* What you should do: Beneath this sentence is a set of records; write each of them out exactly.

* Rows from a figure dataset:
==================================================

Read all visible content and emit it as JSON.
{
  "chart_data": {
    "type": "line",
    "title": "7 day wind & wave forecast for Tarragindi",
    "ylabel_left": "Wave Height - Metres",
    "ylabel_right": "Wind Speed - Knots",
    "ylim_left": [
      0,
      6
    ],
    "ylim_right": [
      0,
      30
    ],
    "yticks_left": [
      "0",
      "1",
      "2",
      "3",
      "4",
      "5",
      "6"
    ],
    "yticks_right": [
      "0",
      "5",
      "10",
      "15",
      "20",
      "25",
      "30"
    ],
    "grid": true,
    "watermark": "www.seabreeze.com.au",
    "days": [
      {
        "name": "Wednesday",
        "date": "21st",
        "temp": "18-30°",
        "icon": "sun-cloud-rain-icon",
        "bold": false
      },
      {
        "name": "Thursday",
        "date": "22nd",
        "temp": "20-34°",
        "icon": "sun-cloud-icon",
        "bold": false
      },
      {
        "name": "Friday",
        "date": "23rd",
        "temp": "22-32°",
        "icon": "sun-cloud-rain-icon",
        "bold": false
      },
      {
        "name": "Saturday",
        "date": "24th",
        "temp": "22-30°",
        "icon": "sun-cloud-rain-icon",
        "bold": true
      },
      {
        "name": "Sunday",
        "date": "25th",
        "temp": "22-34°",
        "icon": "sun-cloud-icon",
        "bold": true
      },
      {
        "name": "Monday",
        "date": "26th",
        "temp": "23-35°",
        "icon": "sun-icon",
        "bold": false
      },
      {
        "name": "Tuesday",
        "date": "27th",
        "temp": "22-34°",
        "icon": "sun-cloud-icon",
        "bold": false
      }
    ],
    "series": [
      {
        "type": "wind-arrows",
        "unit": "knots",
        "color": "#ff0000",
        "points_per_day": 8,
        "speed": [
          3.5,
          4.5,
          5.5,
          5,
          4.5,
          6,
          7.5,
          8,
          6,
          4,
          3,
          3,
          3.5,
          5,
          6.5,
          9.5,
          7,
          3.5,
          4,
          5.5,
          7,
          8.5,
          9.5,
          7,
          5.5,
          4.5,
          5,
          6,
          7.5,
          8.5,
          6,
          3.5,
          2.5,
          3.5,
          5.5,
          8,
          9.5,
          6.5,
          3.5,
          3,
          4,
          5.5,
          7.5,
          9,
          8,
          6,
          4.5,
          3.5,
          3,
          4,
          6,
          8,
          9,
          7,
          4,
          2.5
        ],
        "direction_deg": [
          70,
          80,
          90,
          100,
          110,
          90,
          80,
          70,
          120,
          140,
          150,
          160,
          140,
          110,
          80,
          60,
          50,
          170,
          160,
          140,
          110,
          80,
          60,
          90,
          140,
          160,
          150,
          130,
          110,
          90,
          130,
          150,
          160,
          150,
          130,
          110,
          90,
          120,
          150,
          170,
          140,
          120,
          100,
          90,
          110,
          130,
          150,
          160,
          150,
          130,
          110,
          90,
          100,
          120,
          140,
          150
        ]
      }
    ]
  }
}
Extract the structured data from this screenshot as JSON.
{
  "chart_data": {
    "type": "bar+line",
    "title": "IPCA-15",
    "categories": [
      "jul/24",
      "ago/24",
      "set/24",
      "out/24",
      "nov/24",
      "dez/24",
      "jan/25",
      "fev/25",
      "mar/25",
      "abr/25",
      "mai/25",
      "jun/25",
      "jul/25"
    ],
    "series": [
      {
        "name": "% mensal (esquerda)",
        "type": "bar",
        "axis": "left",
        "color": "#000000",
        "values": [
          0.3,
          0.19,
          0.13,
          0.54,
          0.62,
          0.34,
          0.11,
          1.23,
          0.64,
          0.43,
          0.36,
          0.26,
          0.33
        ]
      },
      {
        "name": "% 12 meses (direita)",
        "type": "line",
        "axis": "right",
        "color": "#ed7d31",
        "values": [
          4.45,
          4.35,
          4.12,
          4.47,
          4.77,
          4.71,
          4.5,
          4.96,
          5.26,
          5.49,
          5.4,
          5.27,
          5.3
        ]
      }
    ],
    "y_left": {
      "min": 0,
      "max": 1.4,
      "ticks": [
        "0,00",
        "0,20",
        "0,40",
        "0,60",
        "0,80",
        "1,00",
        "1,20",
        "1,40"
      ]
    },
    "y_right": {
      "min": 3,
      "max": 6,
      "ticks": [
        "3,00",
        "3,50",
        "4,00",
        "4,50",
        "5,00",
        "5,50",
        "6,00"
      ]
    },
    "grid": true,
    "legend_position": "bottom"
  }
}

==================================================

* Answer for the task:
Read all visible content and emit it as JSON.
{
  "chart_data": {
    "type": "line",
    "title": "7 day wind & wave forecast for Tarragindi",
    "ylabel_left": "Wave Height - Metres",
    "ylabel_right": "Wind Speed - Knots",
    "ylim_left": [
      0,
      6
    ],
    "ylim_right": [
      0,
      30
    ],
    "yticks_left": [
      "0",
      "1",
      "2",
      "3",
      "4",
      "5",
      "6"
    ],
    "yticks_right": [
      "0",
      "5",
      "10",
      "15",
      "20",
      "25",
      "30"
    ],
    "grid": true,
    "watermark": "www.seabreeze.com.au",
    "days": [
      {
        "name": "Wednesday",
        "date": "21st",
        "temp": "18-30°",
        "icon": "sun-cloud-rain-icon",
        "bold": false
      },
      {
        "name": "Thursday",
        "date": "22nd",
        "temp": "20-34°",
        "icon": "sun-cloud-icon",
        "bold": false
      },
      {
        "name": "Friday",
        "date": "23rd",
        "temp": "22-32°",
        "icon": "sun-cloud-rain-icon",
        "bold": false
      },
      {
        "name": "Saturday",
        "date": "24th",
        "temp": "22-30°",
        "icon": "sun-cloud-rain-icon",
        "bold": true
      },
      {
        "name": "Sunday",
        "date": "25th",
        "temp": "22-34°",
        "icon": "sun-cloud-icon",
        "bold": true
      },
      {
        "name": "Monday",
        "date": "26th",
        "temp": "23-35°",
        "icon": "sun-icon",
        "bold": false
      },
      {
        "name": "Tuesday",
        "date": "27th",
        "temp": "22-34°",
        "icon": "sun-cloud-icon",
        "bold": false
      }
    ],
    "series": [
      {
        "type": "wind-arrows",
        "unit": "knots",
        "color": "#ff0000",
        "points_per_day": 8,
        "speed": [
          3.5,
          4.5,
          5.5,
          5,
          4.5,
          6,
          7.5,
          8,
          6,
          4,
          3,
          3,
          3.5,
          5,
          6.5,
          9.5,
          7,
          3.5,
          4,
          5.5,
          7,
          8.5,
          9.5,
          7,
          5.5,
          4.5,
          5,
          6,
          7.5,
          8.5,
          6,
          3.5,
          2.5,
          3.5,
          5.5,
          8,
          9.5,
          6.5,
          3.5,
          3,
          4,
          5.5,
          7.5,
          9,
          8,
          6,
          4.5,
          3.5,
          3,
          4,
          6,
          8,
          9,
          7,
          4,
          2.5
        ],
        "direction_deg": [
          70,
          80,
          90,
          100,
          110,
          90,
          80,
          70,
          120,
          140,
          150,
          160,
          140,
          110,
          80,
          60,
          50,
          170,
          160,
          140,
          110,
          80,
          60,
          90,
          140,
          160,
          150,
          130,
          110,
          90,
          130,
          150,
          160,
          150,
          130,
          110,
          90,
          120,
          150,
          170,
          140,
          120,
          100,
          90,
          110,
          130,
          150,
          160,
          150,
          130,
          110,
          90,
          100,
          120,
          140,
          150
        ]
      }
    ]
  }
}
Extract the structured data from this screenshot as JSON.
{
  "chart_data": {
    "type": "bar+line",
    "title": "IPCA-15",
    "categories": [
      "jul/24",
      "ago/24",
      "set/24",
      "out/24",
      "nov/24",
      "dez/24",
      "jan/25",
      "fev/25",
      "mar/25",
      "abr/25",
      "mai/25",
      "jun/25",
      "jul/25"
    ],
    "series": [
      {
        "name": "% mensal (esquerda)",
        "type": "bar",
        "axis": "left",
        "color": "#000000",
        "values": [
          0.3,
          0.19,
          0.13,
          0.54,
          0.62,
          0.34,
          0.11,
          1.23,
          0.64,
          0.43,
          0.36,
          0.26,
          0.33
        ]
      },
      {
        "name": "% 12 meses (direita)",
        "type": "line",
        "axis": "right",
        "color": "#ed7d31",
        "values": [
          4.45,
          4.35,
          4.12,
          4.47,
          4.77,
          4.71,
          4.5,
          4.96,
          5.26,
          5.49,
          5.4,
          5.27,
          5.3
        ]
      }
    ],
    "y_left": {
      "min": 0,
      "max": 1.4,
      "ticks": [
        "0,00",
        "0,20",
        "0,40",
        "0,60",
        "0,80",
        "1,00",
        "1,20",
        "1,40"
      ]
    },
    "y_right": {
      "min": 3,
      "max": 6,
      "ticks": [
        "3,00",
        "3,50",
        "4,00",
        "4,50",
        "5,00",
        "5,50",
        "6,00"
      ]
    },
    "grid": true,
    "legend_position": "bottom"
  }
}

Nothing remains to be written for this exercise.